>> start Dataset

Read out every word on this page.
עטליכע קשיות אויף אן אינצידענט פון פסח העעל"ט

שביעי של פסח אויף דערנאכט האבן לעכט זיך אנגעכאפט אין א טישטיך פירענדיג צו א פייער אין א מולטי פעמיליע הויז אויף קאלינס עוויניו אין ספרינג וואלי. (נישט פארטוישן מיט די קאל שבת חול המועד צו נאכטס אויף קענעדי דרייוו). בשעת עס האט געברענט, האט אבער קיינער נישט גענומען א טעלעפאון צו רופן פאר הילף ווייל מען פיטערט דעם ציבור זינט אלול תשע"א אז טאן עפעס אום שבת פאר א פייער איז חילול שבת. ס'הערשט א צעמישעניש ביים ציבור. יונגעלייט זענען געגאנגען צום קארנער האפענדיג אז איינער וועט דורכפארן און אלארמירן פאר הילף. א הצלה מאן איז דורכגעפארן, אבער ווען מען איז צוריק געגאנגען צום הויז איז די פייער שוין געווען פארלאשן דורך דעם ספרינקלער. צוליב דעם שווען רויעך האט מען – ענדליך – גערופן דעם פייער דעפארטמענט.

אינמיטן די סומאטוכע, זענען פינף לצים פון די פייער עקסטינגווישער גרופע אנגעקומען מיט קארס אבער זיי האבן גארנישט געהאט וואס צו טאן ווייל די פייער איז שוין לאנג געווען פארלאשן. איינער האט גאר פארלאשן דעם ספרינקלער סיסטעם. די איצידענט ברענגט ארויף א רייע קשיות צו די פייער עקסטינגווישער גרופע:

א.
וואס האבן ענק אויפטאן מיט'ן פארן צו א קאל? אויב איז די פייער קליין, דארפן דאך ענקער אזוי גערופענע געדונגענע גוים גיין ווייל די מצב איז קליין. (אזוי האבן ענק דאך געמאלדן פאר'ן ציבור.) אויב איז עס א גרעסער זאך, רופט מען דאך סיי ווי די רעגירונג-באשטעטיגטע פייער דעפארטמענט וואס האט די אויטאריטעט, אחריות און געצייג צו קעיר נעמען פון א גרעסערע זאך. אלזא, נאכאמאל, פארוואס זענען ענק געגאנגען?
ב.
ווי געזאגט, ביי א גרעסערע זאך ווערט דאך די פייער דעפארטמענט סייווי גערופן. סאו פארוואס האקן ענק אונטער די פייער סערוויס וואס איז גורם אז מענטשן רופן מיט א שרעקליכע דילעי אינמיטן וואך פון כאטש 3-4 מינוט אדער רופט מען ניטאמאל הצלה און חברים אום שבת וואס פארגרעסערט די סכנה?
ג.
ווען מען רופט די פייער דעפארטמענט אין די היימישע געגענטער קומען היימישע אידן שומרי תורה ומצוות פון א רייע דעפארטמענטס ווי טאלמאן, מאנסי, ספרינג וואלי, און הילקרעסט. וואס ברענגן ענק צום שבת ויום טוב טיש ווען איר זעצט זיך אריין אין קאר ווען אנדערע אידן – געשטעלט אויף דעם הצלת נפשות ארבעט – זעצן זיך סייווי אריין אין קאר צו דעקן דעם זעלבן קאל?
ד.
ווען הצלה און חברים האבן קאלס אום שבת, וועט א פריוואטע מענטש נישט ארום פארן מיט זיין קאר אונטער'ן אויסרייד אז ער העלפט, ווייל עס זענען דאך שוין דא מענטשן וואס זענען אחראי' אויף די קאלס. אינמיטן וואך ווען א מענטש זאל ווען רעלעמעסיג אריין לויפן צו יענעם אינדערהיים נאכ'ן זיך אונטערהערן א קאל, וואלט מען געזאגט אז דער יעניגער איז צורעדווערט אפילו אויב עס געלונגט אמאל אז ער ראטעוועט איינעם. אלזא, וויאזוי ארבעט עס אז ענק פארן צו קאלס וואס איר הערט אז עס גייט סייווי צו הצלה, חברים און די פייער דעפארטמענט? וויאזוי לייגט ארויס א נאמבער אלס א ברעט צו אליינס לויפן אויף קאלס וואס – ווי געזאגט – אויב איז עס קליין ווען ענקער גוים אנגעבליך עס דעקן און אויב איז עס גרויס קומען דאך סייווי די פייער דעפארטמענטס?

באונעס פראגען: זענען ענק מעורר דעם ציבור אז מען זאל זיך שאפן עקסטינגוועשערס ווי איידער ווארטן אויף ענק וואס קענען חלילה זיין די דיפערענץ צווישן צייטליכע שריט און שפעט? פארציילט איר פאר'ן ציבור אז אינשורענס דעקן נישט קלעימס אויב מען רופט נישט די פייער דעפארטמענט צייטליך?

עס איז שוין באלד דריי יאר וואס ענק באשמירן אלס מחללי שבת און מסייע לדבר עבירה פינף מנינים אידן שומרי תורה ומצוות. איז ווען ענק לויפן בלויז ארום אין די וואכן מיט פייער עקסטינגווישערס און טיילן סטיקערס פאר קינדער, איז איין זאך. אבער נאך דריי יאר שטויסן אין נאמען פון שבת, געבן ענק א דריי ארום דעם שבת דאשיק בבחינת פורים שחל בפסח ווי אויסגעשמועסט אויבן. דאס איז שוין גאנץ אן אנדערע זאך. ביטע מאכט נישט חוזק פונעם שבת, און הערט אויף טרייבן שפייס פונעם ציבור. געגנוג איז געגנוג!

>> end Dataset
>> start Dataset

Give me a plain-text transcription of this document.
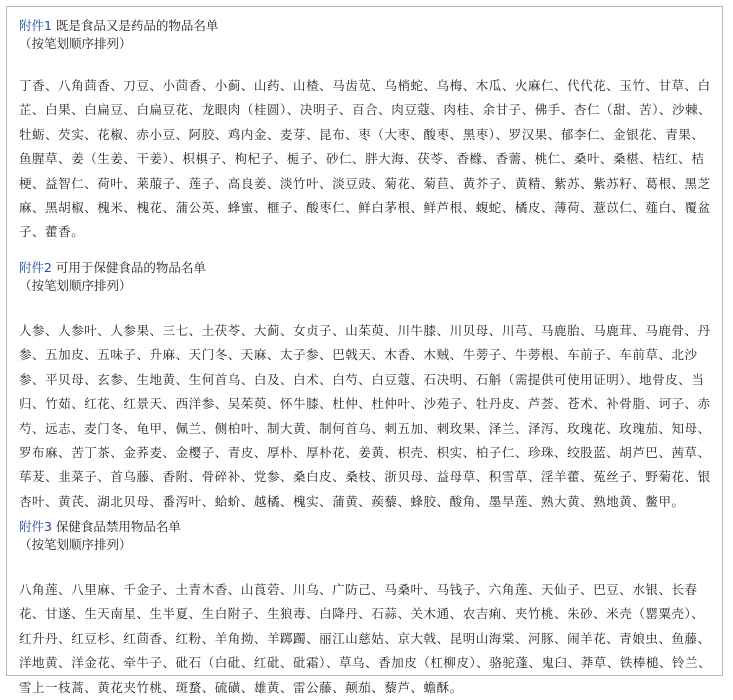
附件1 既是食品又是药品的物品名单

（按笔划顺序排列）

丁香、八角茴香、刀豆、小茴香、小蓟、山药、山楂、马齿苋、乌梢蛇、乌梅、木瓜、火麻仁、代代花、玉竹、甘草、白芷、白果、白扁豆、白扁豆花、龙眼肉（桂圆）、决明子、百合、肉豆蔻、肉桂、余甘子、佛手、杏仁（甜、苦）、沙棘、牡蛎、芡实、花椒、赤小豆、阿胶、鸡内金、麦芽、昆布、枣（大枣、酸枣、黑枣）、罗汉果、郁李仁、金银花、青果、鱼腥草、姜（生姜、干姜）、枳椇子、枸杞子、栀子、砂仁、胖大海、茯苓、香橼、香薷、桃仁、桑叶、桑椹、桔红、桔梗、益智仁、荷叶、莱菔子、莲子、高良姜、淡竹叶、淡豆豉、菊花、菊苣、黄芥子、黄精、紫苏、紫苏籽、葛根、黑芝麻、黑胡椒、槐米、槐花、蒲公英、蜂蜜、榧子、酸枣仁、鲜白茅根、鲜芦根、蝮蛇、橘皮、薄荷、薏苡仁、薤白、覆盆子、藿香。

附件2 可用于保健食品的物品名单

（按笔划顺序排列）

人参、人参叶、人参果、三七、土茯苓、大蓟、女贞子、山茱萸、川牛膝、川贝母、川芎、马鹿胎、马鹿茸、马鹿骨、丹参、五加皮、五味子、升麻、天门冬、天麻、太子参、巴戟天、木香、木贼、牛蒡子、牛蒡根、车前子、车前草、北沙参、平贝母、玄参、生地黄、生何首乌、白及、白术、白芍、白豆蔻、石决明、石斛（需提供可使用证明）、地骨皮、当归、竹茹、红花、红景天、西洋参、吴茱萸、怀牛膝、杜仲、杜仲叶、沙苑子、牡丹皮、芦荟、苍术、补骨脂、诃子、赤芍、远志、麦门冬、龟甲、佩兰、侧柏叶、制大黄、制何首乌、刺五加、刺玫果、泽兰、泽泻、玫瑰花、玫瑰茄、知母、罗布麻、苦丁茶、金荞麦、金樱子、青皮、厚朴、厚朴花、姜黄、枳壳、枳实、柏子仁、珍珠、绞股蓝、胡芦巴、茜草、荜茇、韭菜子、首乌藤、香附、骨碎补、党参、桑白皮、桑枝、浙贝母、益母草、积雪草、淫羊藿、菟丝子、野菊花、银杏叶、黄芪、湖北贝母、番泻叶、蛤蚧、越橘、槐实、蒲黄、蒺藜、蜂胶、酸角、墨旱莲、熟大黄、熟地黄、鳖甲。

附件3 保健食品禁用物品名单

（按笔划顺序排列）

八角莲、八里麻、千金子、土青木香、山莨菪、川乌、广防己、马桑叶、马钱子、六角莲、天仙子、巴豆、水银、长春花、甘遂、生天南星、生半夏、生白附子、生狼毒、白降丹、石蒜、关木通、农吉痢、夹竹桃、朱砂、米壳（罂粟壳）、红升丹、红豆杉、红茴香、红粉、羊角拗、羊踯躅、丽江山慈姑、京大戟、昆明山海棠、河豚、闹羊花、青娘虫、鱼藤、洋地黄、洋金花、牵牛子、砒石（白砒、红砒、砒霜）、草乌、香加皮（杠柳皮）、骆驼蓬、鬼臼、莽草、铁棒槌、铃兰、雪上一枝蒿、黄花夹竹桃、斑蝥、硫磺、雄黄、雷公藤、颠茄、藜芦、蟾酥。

>> end Dataset
>> start Dataset

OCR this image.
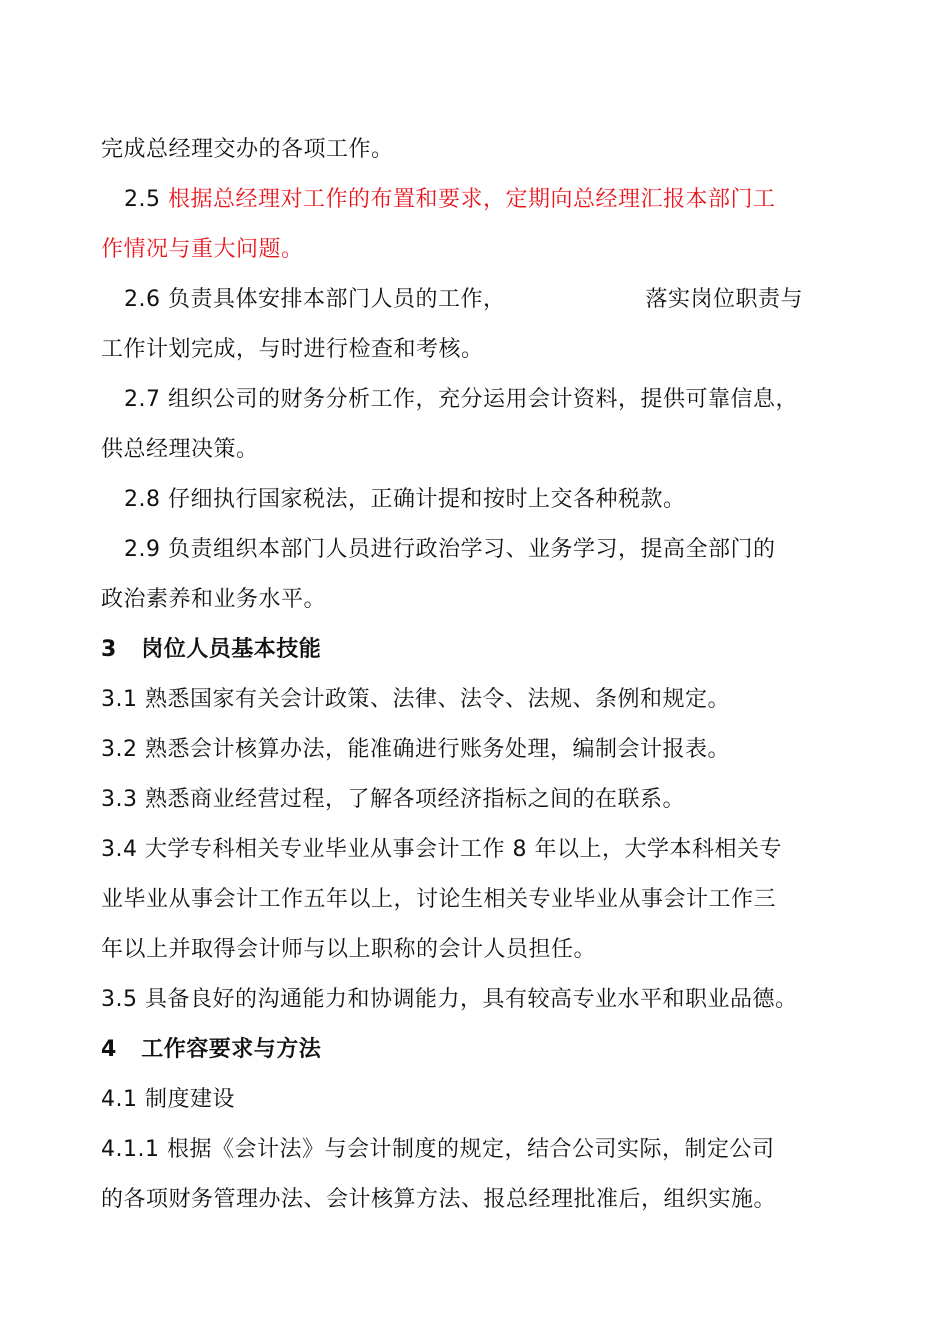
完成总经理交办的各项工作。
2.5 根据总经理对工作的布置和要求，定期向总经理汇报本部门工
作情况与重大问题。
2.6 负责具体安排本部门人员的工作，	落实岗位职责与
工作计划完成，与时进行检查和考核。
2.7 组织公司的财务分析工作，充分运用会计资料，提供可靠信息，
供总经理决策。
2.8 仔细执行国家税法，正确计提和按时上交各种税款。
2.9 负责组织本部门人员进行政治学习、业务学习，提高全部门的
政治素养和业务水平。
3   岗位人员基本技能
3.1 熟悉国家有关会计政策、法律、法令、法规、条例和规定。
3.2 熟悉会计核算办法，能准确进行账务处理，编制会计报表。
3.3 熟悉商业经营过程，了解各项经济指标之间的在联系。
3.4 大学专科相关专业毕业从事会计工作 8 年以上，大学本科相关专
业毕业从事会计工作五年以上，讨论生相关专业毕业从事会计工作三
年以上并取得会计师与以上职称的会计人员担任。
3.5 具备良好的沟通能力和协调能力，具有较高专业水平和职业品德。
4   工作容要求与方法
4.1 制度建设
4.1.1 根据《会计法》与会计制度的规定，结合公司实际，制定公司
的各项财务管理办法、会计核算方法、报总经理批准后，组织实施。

>> end Dataset

Return each full line of the entries that contains the word "פארלאשן".

- **Output of the task**
שביעי של פסח אויף דערנאכט האבן לעכט זיך אנגעכאפט אין א טישטיך פירענדיג צו א פייער אין א מולטי פעמיליע הויז אויף קאלינס עוויניו אין ספרינג וואלי. (נישט פארטוישן מיט די קאל שבת חול המועד צו נאכטס אויף קענעדי דרייוו). בשעת עס האט געברענט, האט אבער קיינער נישט גענומען א טעלעפאון צו רופן פאר הילף ווייל מען פיטערט דעם ציבור זינט אלול תשע"א אז טאן עפעס אום שבת פאר א פייער איז חילול שבת. ס'הערשט א צעמישעניש ביים ציבור. יונגעלייט זענען געגאנגען צום קארנער האפענדיג אז איינער וועט דורכפארן און אלארמירן פאר הילף. א הצלה מאן איז דורכגעפארן, אבער ווען מען איז צוריק געגאנגען צום הויז איז די פייער שוין געווען פארלאשן דורך דעם ספרינקלער. צוליב דעם שווען רויעך האט מען – ענדליך – גערופן דעם פייער דעפארטמענט.
אינמיטן די סומאטוכע, זענען פינף לצים פון די פייער עקסטינגווישער גרופע אנגעקומען מיט קארס אבער זיי האבן גארנישט געהאט וואס צו טאן ווייל די פייער איז שוין לאנג געווען פארלאשן. איינער האט גאר פארלאשן דעם ספרינקלער סיסטעם. די איצידענט ברענגט ארויף א רייע קשיות צו די פייער עקסטינגווישער גרופע:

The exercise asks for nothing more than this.